Filter the entries below, keeping only lines with the word "развития".

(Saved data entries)
——————

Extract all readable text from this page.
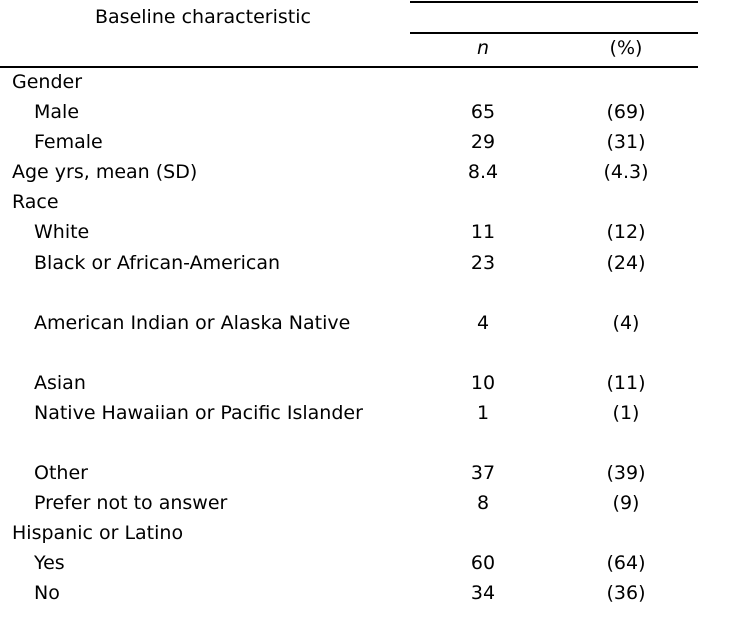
Baseline characteristic
n	(%)
Gender
Male	65	(69)
Female	29	(31)
Age yrs, mean (SD)	8.4	(4.3)
Race
White	11	(12)
Black or African-American	23	(24)
American Indian or Alaska Native	4	(4)
Asian	10	(11)
Native Hawaiian or Pacific Islander	1	(1)
Other	37	(39)
Prefer not to answer	8	(9)
Hispanic or Latino
Yes	60	(64)
No	34	(36)
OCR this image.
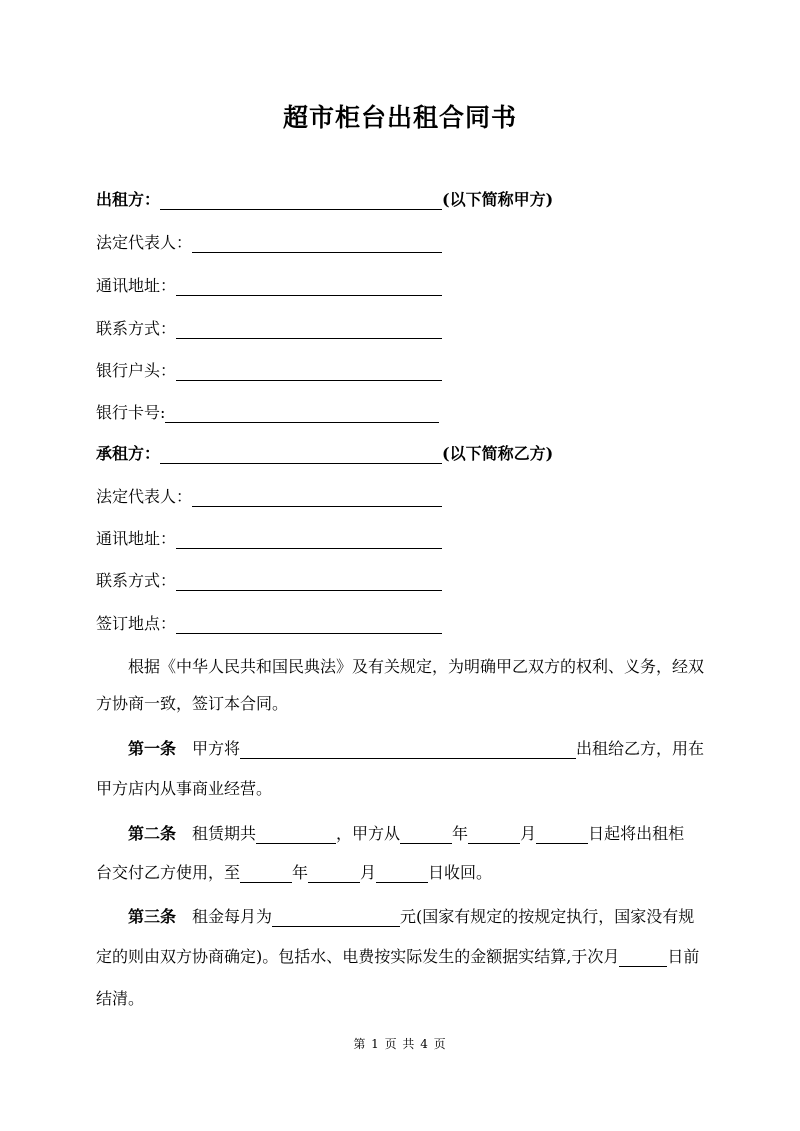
超市柜台出租合同书
出租方：	(以下简称甲方)
法定代表人：
通讯地址：
联系方式：
银行户头：
银行卡号:
承租方：	(以下简称乙方)
法定代表人：
通讯地址：
联系方式：
签订地点：
根据《中华人民共和国民典法》及有关规定，为明确甲乙双方的权利、义务，经双
方协商一致，签订本合同。
第一条 甲方将	出租给乙方，用在
甲方店内从事商业经营。
第二条 租赁期共	，甲方从	年	月	日起将出租柜
台交付乙方使用，至	年	月	日收回。
第三条 租金每月为	元(国家有规定的按规定执行，国家没有规
定的则由双方协商确定)。包括水、电费按实际发生的金额据实结算,于次月	日前
结清。
第 1 页 共 4 页
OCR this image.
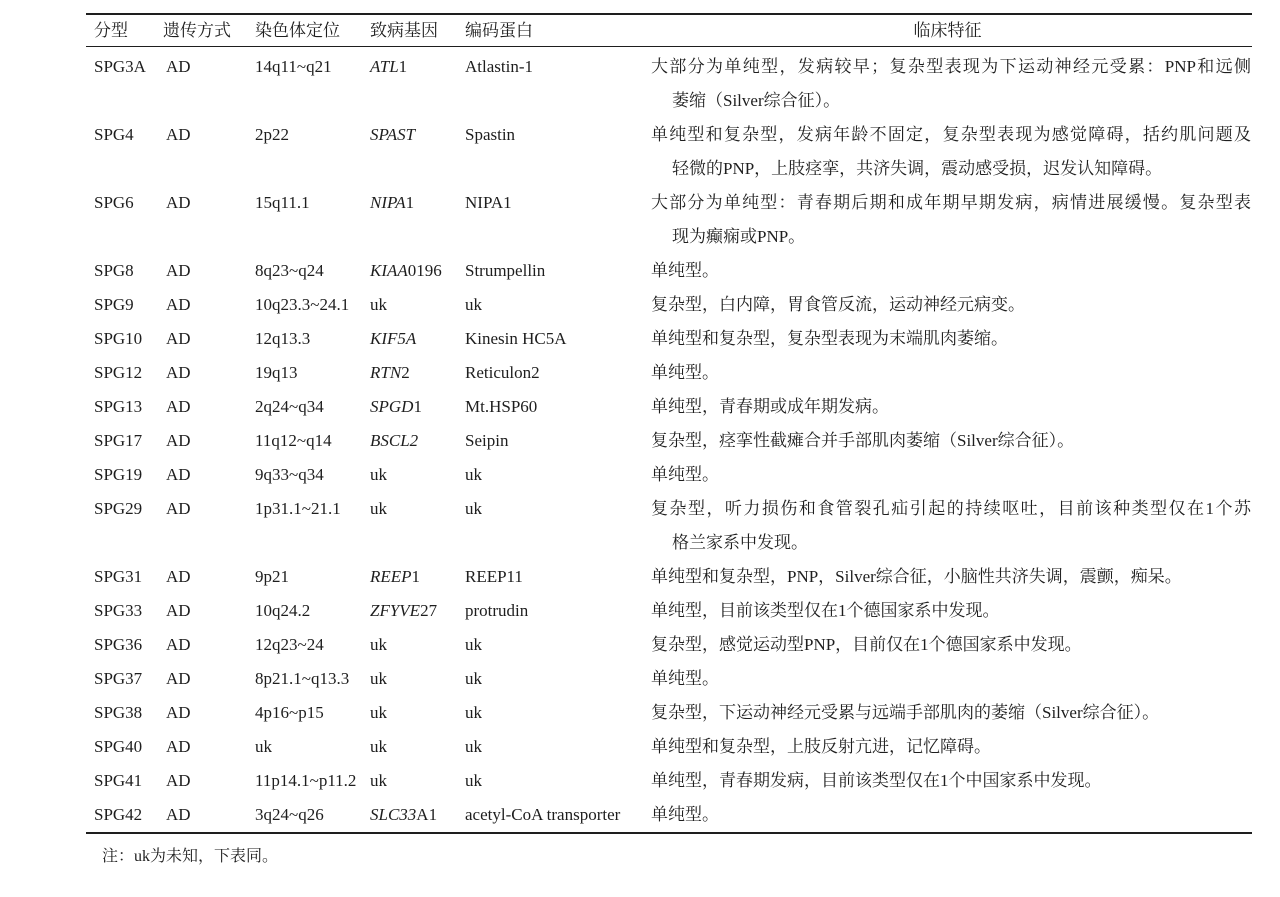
分型	遗传方式	染色体定位	致病基因	编码蛋白	临床特征
SPG3A	AD	14q11~q21	ATL1	Atlastin-1	大部分为单纯型，发病较早；复杂型表现为下运动神经元受累：PNP和远侧
萎缩（Silver综合征）。
SPG4	AD	2p22	SPAST	Spastin	单纯型和复杂型，发病年龄不固定，复杂型表现为感觉障碍，括约肌问题及
轻微的PNP，上肢痉挛，共济失调，震动感受损，迟发认知障碍。
SPG6	AD	15q11.1	NIPA1	NIPA1	大部分为单纯型：青春期后期和成年期早期发病，病情进展缓慢。复杂型表
现为癫痫或PNP。
SPG8	AD	8q23~q24	KIAA0196	Strumpellin	单纯型。
SPG9	AD	10q23.3~24.1	uk	uk	复杂型，白内障，胃食管反流，运动神经元病变。
SPG10	AD	12q13.3	KIF5A	Kinesin HC5A	单纯型和复杂型，复杂型表现为末端肌肉萎缩。
SPG12	AD	19q13	RTN2	Reticulon2	单纯型。
SPG13	AD	2q24~q34	SPGD1	Mt.HSP60	单纯型，青春期或成年期发病。
SPG17	AD	11q12~q14	BSCL2	Seipin	复杂型，痉挛性截瘫合并手部肌肉萎缩（Silver综合征）。
SPG19	AD	9q33~q34	uk	uk	单纯型。
SPG29	AD	1p31.1~21.1	uk	uk	复杂型，听力损伤和食管裂孔疝引起的持续呕吐，目前该种类型仅在1个苏
格兰家系中发现。
SPG31	AD	9p21	REEP1	REEP11	单纯型和复杂型，PNP，Silver综合征，小脑性共济失调，震颤，痴呆。
SPG33	AD	10q24.2	ZFYVE27	protrudin	单纯型，目前该类型仅在1个德国家系中发现。
SPG36	AD	12q23~24	uk	uk	复杂型，感觉运动型PNP，目前仅在1个德国家系中发现。
SPG37	AD	8p21.1~q13.3	uk	uk	单纯型。
SPG38	AD	4p16~p15	uk	uk	复杂型，下运动神经元受累与远端手部肌肉的萎缩（Silver综合征）。
SPG40	AD	uk	uk	uk	单纯型和复杂型，上肢反射亢进，记忆障碍。
SPG41	AD	11p14.1~p11.2 uk	uk	单纯型，青春期发病，目前该类型仅在1个中国家系中发现。
SPG42	AD	3q24~q26	SLC33A1	acetyl-CoA transporter	单纯型。
注：uk为未知，下表同。
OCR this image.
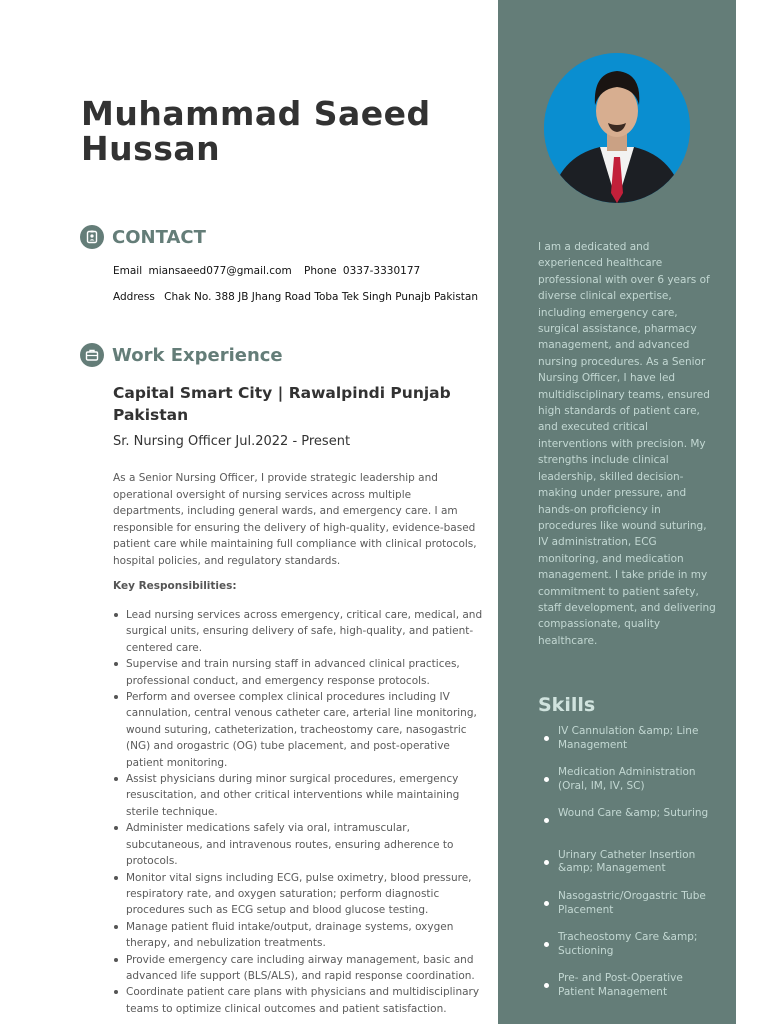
Muhammad Saeed Hussan
CONTACT
Email miansaeed077@gmail.com Phone 0337-3330177
Address Chak No. 388 JB Jhang Road Toba Tek Singh Punajb Pakistan
Work Experience
Capital Smart City | Rawalpindi Punjab Pakistan
Sr. Nursing Officer Jul.2022 - Present

As a Senior Nursing Officer, I provide strategic leadership and operational oversight of nursing services across multiple departments, including general wards, and emergency care. I am responsible for ensuring the delivery of high-quality, evidence-based patient care while maintaining full compliance with clinical protocols, hospital policies, and regulatory standards.

Key Responsibilities:
Lead nursing services across emergency, critical care, medical, and surgical units, ensuring delivery of safe, high-quality, and patient-centered care.
Supervise and train nursing staff in advanced clinical practices, professional conduct, and emergency response protocols.
Perform and oversee complex clinical procedures including IV cannulation, central venous catheter care, arterial line monitoring, wound suturing, catheterization, tracheostomy care, nasogastric (NG) and orogastric (OG) tube placement, and post-operative patient monitoring.
Assist physicians during minor surgical procedures, emergency resuscitation, and other critical interventions while maintaining sterile technique.
Administer medications safely via oral, intramuscular, subcutaneous, and intravenous routes, ensuring adherence to protocols.
Monitor vital signs including ECG, pulse oximetry, blood pressure, respiratory rate, and oxygen saturation; perform diagnostic procedures such as ECG setup and blood glucose testing.
Manage patient fluid intake/output, drainage systems, oxygen therapy, and nebulization treatments.
Provide emergency care including airway management, basic and advanced life support (BLS/ALS), and rapid response coordination.
Coordinate patient care plans with physicians and multidisciplinary teams to optimize clinical outcomes and patient satisfaction.

I am a dedicated and experienced healthcare professional with over 6 years of diverse clinical expertise, including emergency care, surgical assistance, pharmacy management, and advanced nursing procedures. As a Senior Nursing Officer, I have led multidisciplinary teams, ensured high standards of patient care, and executed critical interventions with precision. My strengths include clinical leadership, skilled decision-making under pressure, and hands-on proficiency in procedures like wound suturing, IV administration, ECG monitoring, and medication management. I take pride in my commitment to patient safety, staff development, and delivering compassionate, quality healthcare.

Skills
IV Cannulation &amp; Line Management
Medication Administration (Oral, IM, IV, SC)
Wound Care &amp; Suturing
Urinary Catheter Insertion &amp; Management
Nasogastric/Orogastric Tube Placement
Tracheostomy Care &amp; Suctioning
Pre- and Post-Operative Patient Management
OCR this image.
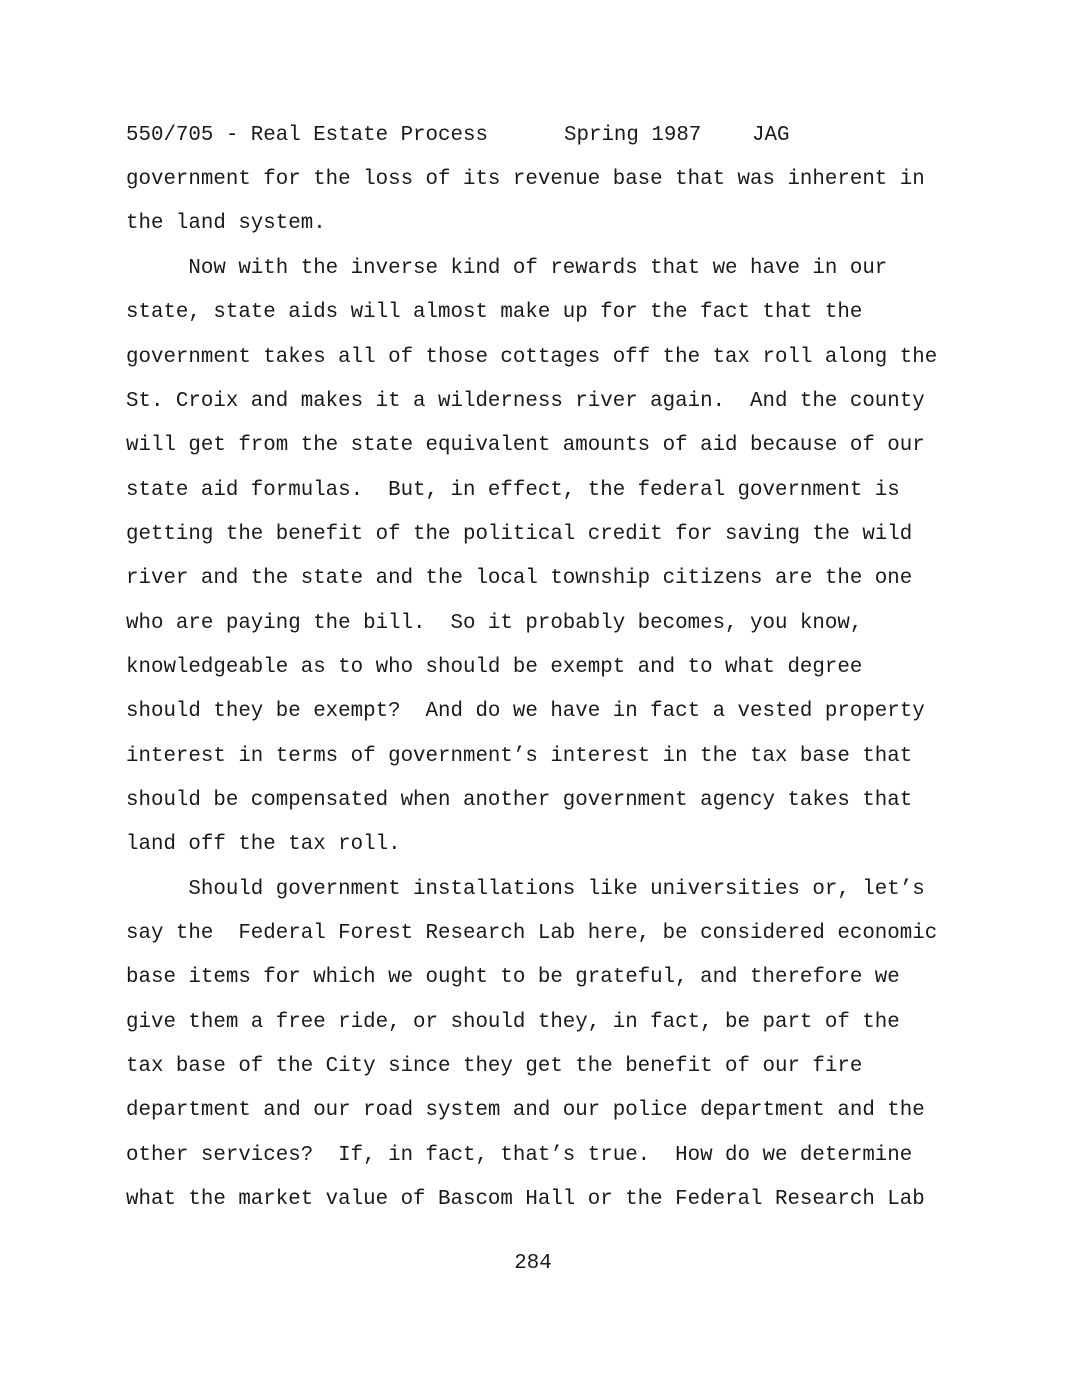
550/705 - Real Estate Process

	Spring 1987

JAG

government for the loss of its revenue base that was inherent in
the land system.
Now with the inverse kind of rewards that we have in our
state, state aids will almost make up for the fact that the
government takes all of those cottages off the tax roll along the
St. Croix and makes it a wilderness river again.  And the county
will get from the state equivalent amounts of aid because of our
state aid formulas.  But, in effect, the federal government is
getting the benefit of the political credit for saving the wild
river and the state and the local township citizens are the one
who are paying the bill.  So it probably becomes, you know,
knowledgeable as to who should be exempt and to what degree
should they be exempt?  And do we have in fact a vested property
interest in terms of government’s interest in the tax base that
should be compensated when another government agency takes that
land off the tax roll.
Should government installations like universities or, let’s
say the  Federal Forest Research Lab here, be considered economic
base items for which we ought to be grateful, and therefore we
give them a free ride, or should they, in fact, be part of the
tax base of the City since they get the benefit of our fire
department and our road system and our police department and the
other services?  If, in fact, that’s true.  How do we determine
what the market value of Bascom Hall or the Federal Research Lab
284
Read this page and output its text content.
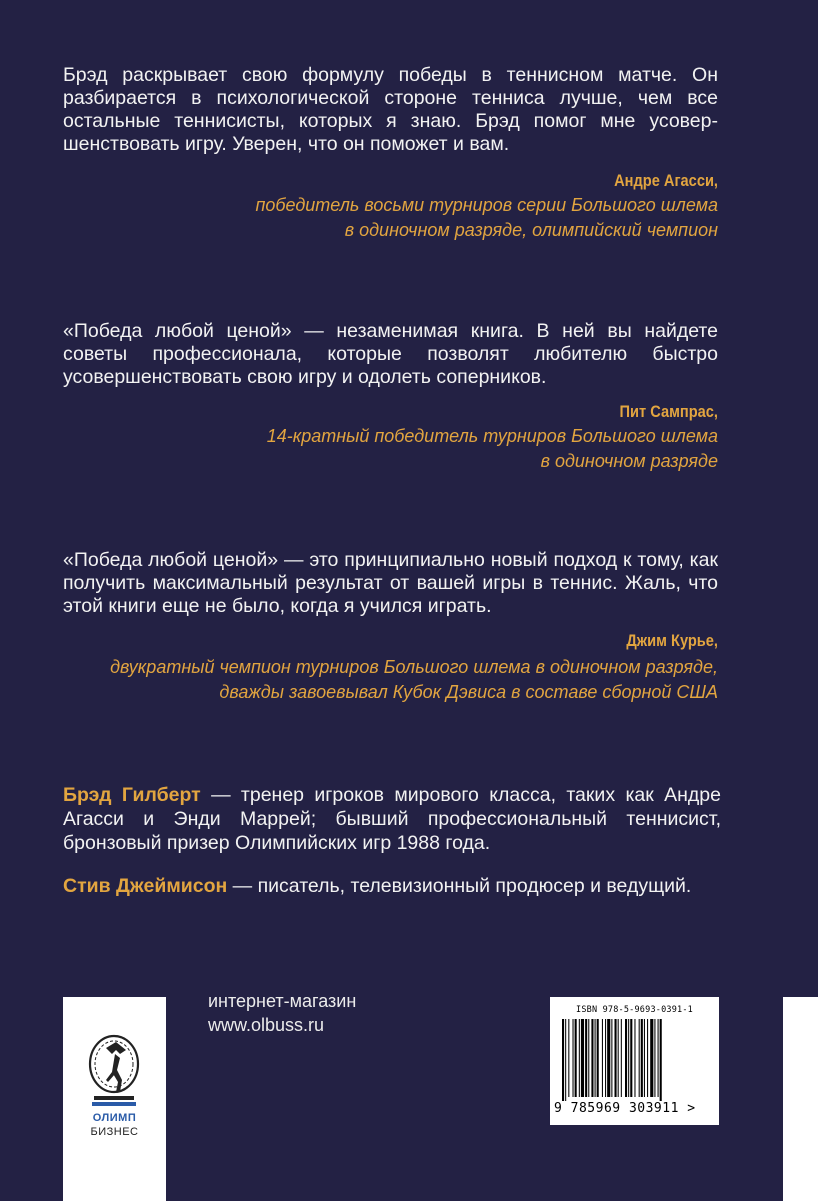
Брэд раскрывает свою формулу победы в теннисном матче. Он разбирается в психологической стороне тенниса лучше, чем все остальные теннисисты, которых я знаю. Брэд помог мне усовершенствовать игру. Уверен, что он поможет и вам.
Андре Агасси,
победитель восьми турниров серии Большого шлема
в одиночном разряде, олимпийский чемпион
«Победа любой ценой» — незаменимая книга. В ней вы найдете советы профессионала, которые позволят любителю быстро усовершенствовать свою игру и одолеть соперников.
Пит Сампрас,
14-кратный победитель турниров Большого шлема
в одиночном разряде
«Победа любой ценой» — это принципиально новый подход к тому, как получить максимальный результат от вашей игры в теннис. Жаль, что этой книги еще не было, когда я учился играть.
Джим Курье,
двукратный чемпион турниров Большого шлема в одиночном разряде,
дважды завоевывал Кубок Дэвиса в составе сборной США
Брэд Гилберт — тренер игроков мирового класса, таких как Андре Агасси и Энди Маррей; бывший профессиональный теннисист, бронзовый призер Олимпийских игр 1988 года.
Стив Джеймисон — писатель, телевизионный продюсер и ведущий.
ОЛИМП
БИЗНЕС
интернет-магазин
www.olbuss.ru
ISBN 978-5-9693-0391-1
9 785969 303911 >
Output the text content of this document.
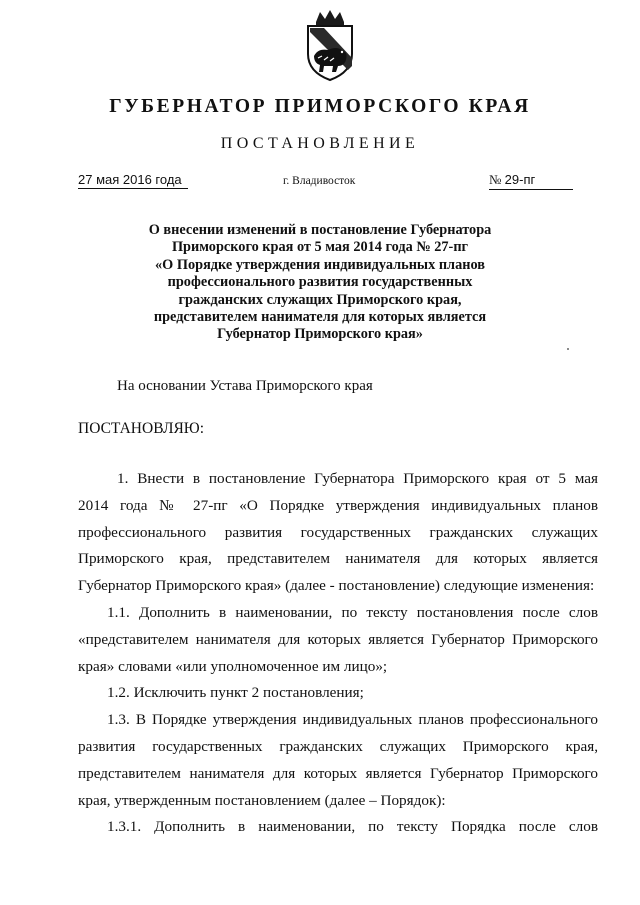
ГУБЕРНАТОР ПРИМОРСКОГО КРАЯ
ПОСТАНОВЛЕНИЕ
27 мая 2016 года	г. Владивосток	№ 29-пг
О внесении изменений в постановление Губернатора
Приморского края от 5 мая 2014 года № 27-пг
«О Порядке утверждения индивидуальных планов
профессионального развития государственных
гражданских служащих Приморского края,
представителем нанимателя для которых является
Губернатор Приморского края»
На основании Устава Приморского края
ПОСТАНОВЛЯЮ:

1. Внести в постановление Губернатора Приморского края от 5 мая
2014 года № 27-пг «О Порядке утверждения индивидуальных планов
профессионального развития государственных гражданских служащих
Приморского края, представителем нанимателя для которых является
Губернатор Приморского края» (далее - постановление) следующие изменения:

1.1. Дополнить в наименовании, по тексту постановления после слов
«представителем нанимателя для которых является Губернатор Приморского
края» словами «или уполномоченное им лицо»;

1.2. Исключить пункт 2 постановления;

1.3. В Порядке утверждения индивидуальных планов профессионального
развития государственных гражданских служащих Приморского края,
представителем нанимателя для которых является Губернатор Приморского
края, утвержденным постановлением (далее – Порядок):

1.3.1. Дополнить в наименовании, по тексту Порядка после слов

——————

### Task answer:
профессионального развития государственных
профессионального развития государственных гражданских служащих
развития государственных гражданских служащих Приморского края,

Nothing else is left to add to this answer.